**Records shown**
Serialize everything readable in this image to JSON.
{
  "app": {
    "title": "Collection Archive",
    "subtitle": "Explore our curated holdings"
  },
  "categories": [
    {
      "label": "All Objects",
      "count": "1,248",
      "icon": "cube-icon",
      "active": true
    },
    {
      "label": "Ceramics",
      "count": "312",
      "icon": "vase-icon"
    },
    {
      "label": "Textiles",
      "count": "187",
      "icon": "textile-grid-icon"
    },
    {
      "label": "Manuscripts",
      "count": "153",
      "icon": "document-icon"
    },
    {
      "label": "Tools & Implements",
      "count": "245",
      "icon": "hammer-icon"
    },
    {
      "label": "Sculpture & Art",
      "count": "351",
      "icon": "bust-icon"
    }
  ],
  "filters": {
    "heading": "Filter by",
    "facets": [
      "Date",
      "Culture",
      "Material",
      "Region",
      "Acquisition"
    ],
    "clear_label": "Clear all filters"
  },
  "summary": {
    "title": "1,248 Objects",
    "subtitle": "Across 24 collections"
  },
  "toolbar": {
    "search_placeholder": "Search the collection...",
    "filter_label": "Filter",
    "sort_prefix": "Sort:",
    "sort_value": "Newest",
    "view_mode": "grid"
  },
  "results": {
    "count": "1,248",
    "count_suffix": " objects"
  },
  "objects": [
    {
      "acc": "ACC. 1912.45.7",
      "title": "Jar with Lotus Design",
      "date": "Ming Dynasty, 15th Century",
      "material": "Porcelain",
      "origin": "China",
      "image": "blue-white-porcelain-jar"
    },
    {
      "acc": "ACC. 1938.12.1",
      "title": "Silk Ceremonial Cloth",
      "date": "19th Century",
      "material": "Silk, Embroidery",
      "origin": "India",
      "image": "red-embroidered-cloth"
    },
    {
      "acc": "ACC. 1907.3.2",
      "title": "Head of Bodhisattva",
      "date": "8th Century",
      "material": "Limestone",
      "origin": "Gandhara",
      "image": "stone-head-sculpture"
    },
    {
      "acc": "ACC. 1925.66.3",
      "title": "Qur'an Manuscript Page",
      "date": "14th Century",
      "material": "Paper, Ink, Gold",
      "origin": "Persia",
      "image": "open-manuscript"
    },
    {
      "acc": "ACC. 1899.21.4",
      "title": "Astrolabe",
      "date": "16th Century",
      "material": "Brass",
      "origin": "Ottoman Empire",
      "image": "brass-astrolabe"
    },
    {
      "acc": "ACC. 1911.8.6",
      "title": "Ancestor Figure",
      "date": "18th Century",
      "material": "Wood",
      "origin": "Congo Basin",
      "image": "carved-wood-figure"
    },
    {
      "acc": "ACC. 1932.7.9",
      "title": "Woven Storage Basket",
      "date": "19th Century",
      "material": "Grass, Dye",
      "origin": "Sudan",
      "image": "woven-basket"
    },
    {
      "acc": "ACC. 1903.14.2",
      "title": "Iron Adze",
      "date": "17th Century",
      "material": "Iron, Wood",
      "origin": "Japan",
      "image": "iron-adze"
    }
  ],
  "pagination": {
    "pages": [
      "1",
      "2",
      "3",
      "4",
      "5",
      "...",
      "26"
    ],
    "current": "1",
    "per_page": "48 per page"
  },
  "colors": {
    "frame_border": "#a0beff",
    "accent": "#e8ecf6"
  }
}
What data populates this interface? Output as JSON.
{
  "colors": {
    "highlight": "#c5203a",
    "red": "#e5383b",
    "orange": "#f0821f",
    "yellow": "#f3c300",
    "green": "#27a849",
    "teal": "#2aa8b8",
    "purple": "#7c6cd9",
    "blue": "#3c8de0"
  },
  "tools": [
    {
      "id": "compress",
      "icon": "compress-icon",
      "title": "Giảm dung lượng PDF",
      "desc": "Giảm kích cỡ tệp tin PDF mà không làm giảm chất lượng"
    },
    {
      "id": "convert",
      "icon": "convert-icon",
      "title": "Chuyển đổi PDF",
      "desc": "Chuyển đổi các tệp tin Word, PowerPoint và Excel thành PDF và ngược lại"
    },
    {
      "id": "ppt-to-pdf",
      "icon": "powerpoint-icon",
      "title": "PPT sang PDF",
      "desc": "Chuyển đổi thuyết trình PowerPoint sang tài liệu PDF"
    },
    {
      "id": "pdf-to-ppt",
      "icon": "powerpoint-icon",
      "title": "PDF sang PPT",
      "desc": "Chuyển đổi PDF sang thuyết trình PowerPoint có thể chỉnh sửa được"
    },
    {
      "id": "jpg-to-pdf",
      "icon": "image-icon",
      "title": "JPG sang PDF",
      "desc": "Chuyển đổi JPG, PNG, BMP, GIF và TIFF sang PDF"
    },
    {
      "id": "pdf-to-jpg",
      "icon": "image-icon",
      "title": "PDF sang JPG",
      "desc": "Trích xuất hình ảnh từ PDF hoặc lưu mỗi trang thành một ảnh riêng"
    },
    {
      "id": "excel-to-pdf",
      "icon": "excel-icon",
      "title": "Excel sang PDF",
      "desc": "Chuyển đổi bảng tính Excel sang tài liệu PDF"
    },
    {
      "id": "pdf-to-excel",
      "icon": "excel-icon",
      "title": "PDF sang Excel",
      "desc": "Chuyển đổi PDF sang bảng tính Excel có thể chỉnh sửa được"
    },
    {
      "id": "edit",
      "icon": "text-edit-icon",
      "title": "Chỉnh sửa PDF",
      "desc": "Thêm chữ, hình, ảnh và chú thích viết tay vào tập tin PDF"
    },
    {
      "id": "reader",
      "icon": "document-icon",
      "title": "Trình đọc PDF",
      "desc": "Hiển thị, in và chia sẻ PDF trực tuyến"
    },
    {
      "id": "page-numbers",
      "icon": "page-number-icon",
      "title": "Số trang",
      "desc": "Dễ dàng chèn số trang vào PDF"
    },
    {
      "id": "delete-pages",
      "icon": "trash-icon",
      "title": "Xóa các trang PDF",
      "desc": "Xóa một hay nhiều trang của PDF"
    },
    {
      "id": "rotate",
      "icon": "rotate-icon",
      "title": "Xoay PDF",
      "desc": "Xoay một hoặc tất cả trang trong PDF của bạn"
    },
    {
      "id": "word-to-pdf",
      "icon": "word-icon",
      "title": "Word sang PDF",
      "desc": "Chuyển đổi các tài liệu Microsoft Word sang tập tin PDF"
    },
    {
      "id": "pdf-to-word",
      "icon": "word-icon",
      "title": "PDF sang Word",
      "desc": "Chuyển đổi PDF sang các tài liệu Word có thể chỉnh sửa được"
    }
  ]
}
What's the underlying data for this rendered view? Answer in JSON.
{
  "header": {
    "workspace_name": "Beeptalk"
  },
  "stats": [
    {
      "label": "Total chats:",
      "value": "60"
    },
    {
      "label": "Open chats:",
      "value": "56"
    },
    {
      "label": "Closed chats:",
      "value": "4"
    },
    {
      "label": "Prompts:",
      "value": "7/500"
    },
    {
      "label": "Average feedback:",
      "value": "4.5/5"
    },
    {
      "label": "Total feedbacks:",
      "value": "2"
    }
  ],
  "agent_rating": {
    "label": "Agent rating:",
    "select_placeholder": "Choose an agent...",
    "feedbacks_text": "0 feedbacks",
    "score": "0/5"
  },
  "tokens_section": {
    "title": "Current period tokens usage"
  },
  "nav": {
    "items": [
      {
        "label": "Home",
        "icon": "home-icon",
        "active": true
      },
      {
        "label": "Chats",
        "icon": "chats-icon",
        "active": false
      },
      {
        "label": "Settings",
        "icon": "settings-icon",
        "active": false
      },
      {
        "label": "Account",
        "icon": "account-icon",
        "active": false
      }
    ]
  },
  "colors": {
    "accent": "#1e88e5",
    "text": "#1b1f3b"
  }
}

**Task requirements**
Return only the count of lines in the records that hold the word "What".

**Response below**
2